### Task requirements
Return every line of the material exactly.
==*==
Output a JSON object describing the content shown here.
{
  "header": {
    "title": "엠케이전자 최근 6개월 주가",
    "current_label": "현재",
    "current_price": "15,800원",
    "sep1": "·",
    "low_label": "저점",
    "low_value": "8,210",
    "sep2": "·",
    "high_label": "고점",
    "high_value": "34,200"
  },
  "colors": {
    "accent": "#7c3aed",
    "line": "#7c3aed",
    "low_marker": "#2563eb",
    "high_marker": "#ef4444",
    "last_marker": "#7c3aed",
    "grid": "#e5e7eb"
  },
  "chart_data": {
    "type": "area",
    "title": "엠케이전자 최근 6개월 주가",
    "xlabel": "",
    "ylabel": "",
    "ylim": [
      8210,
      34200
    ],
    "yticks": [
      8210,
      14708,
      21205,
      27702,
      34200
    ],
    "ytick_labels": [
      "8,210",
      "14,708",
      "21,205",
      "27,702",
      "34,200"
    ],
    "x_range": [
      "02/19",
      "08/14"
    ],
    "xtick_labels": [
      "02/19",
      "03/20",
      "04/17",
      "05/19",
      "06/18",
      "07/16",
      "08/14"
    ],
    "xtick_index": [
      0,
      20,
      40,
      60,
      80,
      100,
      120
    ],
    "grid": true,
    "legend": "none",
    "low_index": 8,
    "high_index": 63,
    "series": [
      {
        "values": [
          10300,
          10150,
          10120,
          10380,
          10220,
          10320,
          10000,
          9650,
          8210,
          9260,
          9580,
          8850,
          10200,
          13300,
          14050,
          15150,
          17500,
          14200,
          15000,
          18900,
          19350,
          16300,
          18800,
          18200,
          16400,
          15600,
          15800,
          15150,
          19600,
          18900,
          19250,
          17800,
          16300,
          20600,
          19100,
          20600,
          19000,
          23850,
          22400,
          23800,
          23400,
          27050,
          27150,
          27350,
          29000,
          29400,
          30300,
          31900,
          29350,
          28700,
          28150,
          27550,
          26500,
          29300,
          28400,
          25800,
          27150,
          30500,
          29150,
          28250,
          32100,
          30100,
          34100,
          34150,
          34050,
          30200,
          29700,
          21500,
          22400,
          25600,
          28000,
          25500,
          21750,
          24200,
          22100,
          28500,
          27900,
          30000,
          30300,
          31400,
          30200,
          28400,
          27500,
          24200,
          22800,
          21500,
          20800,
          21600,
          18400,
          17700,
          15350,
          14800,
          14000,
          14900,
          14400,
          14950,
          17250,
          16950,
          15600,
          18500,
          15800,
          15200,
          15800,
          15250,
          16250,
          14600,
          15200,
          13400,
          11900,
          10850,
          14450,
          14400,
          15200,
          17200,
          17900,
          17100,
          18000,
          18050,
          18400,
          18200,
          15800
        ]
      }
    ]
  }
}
==*==
### Problem solution
Output a JSON object describing the content shown here.
{
  "header": {
    "title": "엠케이전자 최근 6개월 주가",
    "current_label": "현재",
    "current_price": "15,800원",
    "sep1": "·",
    "low_label": "저점",
    "low_value": "8,210",
    "sep2": "·",
    "high_label": "고점",
    "high_value": "34,200"
  },
  "colors": {
    "accent": "#7c3aed",
    "line": "#7c3aed",
    "low_marker": "#2563eb",
    "high_marker": "#ef4444",
    "last_marker": "#7c3aed",
    "grid": "#e5e7eb"
  },
  "chart_data": {
    "type": "area",
    "title": "엠케이전자 최근 6개월 주가",
    "xlabel": "",
    "ylabel": "",
    "ylim": [
      8210,
      34200
    ],
    "yticks": [
      8210,
      14708,
      21205,
      27702,
      34200
    ],
    "ytick_labels": [
      "8,210",
      "14,708",
      "21,205",
      "27,702",
      "34,200"
    ],
    "x_range": [
      "02/19",
      "08/14"
    ],
    "xtick_labels": [
      "02/19",
      "03/20",
      "04/17",
      "05/19",
      "06/18",
      "07/16",
      "08/14"
    ],
    "xtick_index": [
      0,
      20,
      40,
      60,
      80,
      100,
      120
    ],
    "grid": true,
    "legend": "none",
    "low_index": 8,
    "high_index": 63,
    "series": [
      {
        "values": [
          10300,
          10150,
          10120,
          10380,
          10220,
          10320,
          10000,
          9650,
          8210,
          9260,
          9580,
          8850,
          10200,
          13300,
          14050,
          15150,
          17500,
          14200,
          15000,
          18900,
          19350,
          16300,
          18800,
          18200,
          16400,
          15600,
          15800,
          15150,
          19600,
          18900,
          19250,
          17800,
          16300,
          20600,
          19100,
          20600,
          19000,
          23850,
          22400,
          23800,
          23400,
          27050,
          27150,
          27350,
          29000,
          29400,
          30300,
          31900,
          29350,
          28700,
          28150,
          27550,
          26500,
          29300,
          28400,
          25800,
          27150,
          30500,
          29150,
          28250,
          32100,
          30100,
          34100,
          34150,
          34050,
          30200,
          29700,
          21500,
          22400,
          25600,
          28000,
          25500,
          21750,
          24200,
          22100,
          28500,
          27900,
          30000,
          30300,
          31400,
          30200,
          28400,
          27500,
          24200,
          22800,
          21500,
          20800,
          21600,
          18400,
          17700,
          15350,
          14800,
          14000,
          14900,
          14400,
          14950,
          17250,
          16950,
          15600,
          18500,
          15800,
          15200,
          15800,
          15250,
          16250,
          14600,
          15200,
          13400,
          11900,
          10850,
          14450,
          14400,
          15200,
          17200,
          17900,
          17100,
          18000,
          18050,
          18400,
          18200,
          15800
        ]
      }
    ]
  }
}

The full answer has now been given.